[Dataset listings of figures]
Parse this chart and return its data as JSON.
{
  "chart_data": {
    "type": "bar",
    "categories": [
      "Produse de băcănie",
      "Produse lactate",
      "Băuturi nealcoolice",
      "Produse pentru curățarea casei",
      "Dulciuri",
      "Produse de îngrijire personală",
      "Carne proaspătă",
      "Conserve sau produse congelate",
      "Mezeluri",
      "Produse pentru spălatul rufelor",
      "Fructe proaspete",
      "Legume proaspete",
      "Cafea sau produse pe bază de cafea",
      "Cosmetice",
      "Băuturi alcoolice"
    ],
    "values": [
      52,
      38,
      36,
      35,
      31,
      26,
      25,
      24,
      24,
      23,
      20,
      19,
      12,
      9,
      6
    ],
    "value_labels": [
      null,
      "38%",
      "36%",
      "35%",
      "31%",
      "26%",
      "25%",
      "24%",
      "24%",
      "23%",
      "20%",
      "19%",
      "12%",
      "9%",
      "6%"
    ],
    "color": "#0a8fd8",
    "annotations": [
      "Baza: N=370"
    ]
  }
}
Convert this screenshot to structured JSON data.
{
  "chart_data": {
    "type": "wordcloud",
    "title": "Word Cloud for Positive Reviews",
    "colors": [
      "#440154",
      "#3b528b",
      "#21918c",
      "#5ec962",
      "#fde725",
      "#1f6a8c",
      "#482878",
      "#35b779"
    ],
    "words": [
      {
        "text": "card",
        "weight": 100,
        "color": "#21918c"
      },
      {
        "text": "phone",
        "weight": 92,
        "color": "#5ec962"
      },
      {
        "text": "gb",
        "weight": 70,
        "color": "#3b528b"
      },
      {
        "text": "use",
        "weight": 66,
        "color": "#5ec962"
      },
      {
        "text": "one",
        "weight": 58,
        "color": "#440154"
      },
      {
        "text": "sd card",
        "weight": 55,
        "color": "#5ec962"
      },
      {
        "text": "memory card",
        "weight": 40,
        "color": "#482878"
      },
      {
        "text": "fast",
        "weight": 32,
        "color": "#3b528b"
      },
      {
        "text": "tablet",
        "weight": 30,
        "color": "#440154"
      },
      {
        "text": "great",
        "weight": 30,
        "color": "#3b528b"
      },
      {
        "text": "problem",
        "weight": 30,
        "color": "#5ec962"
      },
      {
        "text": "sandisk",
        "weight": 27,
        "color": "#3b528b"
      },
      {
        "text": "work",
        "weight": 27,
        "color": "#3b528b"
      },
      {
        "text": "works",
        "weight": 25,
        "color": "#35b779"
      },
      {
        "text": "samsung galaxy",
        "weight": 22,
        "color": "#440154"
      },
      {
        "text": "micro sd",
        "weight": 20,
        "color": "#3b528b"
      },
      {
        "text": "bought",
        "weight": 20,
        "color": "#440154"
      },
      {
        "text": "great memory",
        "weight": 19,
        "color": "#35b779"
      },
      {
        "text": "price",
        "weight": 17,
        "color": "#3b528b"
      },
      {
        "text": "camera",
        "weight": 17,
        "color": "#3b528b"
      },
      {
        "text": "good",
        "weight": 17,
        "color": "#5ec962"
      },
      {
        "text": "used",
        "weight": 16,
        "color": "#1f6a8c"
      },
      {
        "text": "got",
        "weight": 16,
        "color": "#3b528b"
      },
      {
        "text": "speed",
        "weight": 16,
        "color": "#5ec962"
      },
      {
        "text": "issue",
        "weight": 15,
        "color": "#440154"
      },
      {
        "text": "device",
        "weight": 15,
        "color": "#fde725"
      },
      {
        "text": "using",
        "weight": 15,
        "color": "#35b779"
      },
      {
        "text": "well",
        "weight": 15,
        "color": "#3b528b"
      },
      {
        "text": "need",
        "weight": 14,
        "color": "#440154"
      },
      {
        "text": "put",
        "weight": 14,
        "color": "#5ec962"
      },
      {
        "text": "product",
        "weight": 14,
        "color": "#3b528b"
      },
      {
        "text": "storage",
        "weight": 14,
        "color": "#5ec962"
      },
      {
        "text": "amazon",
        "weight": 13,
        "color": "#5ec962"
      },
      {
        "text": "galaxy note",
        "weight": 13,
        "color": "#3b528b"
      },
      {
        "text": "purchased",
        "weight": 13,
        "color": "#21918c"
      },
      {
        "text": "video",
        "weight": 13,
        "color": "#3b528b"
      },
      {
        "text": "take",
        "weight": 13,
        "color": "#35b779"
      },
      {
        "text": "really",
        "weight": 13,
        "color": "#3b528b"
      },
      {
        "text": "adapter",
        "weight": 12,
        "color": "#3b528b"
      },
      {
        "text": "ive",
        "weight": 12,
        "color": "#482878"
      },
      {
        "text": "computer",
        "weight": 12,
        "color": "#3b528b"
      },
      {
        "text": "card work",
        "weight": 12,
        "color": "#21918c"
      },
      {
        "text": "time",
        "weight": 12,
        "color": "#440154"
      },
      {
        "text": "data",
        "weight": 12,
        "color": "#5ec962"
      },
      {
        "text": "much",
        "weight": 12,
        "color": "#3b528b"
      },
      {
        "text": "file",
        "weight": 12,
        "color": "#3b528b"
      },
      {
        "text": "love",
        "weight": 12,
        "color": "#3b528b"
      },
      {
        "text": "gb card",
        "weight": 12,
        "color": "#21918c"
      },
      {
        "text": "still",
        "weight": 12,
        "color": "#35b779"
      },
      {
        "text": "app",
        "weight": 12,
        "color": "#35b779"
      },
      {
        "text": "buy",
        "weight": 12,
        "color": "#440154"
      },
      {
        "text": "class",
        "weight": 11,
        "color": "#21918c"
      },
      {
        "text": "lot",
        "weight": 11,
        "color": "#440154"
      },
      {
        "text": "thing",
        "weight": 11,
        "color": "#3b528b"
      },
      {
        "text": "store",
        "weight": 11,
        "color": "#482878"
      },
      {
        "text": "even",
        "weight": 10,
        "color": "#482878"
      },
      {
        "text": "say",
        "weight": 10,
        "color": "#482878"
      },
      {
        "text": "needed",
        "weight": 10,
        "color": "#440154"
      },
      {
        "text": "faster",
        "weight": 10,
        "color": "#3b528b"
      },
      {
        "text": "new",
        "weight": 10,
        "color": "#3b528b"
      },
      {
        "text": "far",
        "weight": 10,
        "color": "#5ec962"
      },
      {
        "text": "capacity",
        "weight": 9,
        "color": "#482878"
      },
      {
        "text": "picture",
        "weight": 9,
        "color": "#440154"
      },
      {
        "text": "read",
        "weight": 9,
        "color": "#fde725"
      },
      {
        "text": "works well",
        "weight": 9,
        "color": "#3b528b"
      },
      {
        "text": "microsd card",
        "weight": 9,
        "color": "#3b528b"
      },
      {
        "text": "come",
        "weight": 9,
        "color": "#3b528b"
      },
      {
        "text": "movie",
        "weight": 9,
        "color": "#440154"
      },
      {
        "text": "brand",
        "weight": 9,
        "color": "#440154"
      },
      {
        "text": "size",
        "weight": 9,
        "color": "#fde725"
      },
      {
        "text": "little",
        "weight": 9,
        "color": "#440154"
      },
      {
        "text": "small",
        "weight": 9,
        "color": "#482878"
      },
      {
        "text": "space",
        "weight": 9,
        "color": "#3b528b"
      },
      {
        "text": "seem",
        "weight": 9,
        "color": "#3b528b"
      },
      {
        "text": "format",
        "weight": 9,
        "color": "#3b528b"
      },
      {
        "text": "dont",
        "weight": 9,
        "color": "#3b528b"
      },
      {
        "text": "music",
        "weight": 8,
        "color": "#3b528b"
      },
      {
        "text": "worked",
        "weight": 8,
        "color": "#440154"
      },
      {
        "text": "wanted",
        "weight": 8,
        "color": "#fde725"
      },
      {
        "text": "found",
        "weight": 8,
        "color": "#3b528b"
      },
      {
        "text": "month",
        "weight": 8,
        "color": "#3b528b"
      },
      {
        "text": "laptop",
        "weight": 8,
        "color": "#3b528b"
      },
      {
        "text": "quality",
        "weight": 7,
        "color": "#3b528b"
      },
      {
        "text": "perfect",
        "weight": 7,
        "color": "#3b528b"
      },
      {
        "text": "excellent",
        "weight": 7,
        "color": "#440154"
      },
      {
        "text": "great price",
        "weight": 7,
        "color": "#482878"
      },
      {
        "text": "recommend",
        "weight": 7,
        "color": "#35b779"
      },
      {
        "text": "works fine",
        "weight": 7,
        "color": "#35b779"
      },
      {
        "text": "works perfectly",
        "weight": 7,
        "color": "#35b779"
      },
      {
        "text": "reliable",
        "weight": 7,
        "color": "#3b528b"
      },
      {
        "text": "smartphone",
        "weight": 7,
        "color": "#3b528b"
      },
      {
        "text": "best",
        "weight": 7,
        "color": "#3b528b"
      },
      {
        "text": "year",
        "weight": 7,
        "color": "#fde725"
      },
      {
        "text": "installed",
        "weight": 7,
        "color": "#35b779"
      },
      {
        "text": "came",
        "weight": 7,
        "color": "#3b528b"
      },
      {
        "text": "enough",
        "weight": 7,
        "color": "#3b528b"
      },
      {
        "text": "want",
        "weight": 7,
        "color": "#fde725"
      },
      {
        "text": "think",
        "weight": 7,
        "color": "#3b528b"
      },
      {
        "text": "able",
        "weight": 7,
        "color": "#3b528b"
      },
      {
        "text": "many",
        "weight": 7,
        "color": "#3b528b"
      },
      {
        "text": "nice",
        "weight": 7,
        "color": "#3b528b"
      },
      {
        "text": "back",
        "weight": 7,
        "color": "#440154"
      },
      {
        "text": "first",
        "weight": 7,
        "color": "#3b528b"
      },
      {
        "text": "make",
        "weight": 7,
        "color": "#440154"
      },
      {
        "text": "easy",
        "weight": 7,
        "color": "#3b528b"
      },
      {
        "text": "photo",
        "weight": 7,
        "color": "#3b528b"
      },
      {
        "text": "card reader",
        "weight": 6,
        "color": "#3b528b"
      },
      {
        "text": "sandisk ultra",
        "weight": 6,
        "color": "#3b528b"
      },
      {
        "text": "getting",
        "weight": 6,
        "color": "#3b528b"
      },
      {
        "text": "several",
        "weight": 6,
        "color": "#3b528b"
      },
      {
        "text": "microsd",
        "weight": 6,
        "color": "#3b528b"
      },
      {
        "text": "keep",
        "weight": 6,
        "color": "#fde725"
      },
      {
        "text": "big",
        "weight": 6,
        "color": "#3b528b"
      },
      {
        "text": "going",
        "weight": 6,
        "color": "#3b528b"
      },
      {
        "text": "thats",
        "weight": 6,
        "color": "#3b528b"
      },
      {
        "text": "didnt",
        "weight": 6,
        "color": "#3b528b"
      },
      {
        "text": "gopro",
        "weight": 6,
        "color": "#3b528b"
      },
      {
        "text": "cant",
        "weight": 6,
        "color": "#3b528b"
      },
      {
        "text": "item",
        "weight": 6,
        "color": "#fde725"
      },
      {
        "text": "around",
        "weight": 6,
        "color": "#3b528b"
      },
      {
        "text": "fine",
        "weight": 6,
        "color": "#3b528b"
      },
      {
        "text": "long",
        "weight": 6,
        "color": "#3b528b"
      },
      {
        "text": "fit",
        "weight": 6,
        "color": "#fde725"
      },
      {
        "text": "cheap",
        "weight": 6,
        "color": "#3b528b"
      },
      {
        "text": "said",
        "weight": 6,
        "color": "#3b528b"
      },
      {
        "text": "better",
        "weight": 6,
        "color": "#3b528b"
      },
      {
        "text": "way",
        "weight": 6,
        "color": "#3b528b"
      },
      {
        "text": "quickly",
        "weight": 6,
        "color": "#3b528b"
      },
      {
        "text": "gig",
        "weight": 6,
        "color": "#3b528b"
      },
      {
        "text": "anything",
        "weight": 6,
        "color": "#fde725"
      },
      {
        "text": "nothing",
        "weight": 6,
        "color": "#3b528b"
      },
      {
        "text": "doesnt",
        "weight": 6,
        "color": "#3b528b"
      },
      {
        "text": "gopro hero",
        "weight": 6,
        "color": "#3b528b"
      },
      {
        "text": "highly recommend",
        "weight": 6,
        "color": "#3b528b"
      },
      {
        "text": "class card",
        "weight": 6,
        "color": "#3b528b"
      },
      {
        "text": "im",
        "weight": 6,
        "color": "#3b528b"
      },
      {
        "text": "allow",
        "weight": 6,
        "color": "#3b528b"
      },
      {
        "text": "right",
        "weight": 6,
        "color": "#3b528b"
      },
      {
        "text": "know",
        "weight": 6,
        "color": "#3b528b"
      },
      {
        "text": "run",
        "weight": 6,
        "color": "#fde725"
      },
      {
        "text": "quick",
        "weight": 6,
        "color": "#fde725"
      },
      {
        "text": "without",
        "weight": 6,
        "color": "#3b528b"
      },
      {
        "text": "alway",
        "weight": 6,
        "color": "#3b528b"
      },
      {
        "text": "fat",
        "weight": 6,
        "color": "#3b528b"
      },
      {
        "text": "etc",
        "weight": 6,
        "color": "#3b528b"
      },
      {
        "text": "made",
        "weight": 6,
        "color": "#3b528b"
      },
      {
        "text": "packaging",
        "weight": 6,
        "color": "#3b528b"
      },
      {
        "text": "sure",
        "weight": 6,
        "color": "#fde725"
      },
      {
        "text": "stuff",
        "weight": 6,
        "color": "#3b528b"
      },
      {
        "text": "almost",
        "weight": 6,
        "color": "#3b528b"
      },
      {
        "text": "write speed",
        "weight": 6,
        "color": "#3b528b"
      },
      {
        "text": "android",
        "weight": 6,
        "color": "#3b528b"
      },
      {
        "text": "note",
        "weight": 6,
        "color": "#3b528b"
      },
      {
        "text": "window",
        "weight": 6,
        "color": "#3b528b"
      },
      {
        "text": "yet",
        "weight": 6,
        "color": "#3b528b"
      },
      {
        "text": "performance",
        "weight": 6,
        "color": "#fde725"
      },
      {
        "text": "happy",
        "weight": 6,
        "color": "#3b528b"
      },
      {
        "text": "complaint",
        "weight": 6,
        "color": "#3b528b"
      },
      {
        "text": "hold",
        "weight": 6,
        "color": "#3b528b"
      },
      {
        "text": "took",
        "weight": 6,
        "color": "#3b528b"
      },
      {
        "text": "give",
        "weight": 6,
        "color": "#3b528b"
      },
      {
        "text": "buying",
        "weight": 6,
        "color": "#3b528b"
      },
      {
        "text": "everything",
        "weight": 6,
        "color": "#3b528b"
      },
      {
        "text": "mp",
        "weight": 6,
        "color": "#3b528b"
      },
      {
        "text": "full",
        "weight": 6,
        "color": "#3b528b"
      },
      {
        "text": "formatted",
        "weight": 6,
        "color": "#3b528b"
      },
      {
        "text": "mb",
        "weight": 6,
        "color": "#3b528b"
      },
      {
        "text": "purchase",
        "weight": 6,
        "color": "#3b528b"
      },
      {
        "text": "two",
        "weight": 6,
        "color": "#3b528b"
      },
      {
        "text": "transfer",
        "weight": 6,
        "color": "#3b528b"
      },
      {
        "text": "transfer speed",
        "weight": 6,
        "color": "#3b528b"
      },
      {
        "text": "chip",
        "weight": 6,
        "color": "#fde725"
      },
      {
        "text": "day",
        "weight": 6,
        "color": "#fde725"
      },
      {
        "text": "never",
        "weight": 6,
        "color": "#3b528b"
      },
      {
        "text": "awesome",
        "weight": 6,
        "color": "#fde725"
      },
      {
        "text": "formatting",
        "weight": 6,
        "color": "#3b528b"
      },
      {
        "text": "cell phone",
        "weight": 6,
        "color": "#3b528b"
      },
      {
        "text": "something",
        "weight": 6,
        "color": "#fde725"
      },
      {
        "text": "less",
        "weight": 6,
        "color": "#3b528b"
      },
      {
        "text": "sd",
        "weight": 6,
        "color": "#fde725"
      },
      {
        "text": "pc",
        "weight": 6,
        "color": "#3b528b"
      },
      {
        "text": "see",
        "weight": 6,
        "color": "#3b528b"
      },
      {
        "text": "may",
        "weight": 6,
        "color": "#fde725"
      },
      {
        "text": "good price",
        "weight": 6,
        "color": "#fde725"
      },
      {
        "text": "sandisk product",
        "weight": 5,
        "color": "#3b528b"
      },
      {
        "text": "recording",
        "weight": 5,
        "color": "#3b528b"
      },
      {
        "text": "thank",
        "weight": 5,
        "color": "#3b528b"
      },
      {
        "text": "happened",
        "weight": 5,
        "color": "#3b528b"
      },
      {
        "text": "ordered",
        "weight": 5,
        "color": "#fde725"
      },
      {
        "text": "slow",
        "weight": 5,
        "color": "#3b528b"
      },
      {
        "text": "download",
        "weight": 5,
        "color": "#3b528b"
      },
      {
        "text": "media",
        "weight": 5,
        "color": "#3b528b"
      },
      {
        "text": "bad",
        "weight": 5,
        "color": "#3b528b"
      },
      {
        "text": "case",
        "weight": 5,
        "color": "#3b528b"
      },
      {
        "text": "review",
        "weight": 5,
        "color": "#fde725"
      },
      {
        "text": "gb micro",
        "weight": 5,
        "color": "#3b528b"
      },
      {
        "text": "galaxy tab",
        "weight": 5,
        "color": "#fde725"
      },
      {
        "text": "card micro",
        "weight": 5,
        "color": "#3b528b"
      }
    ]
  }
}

> _SHORT TASK_
Only lines that contain the word "sandisk" are wanted; copy each of them.

> _RIGHT ANSWER_
        "text": "sandisk",
        "text": "sandisk ultra",
        "text": "sandisk product",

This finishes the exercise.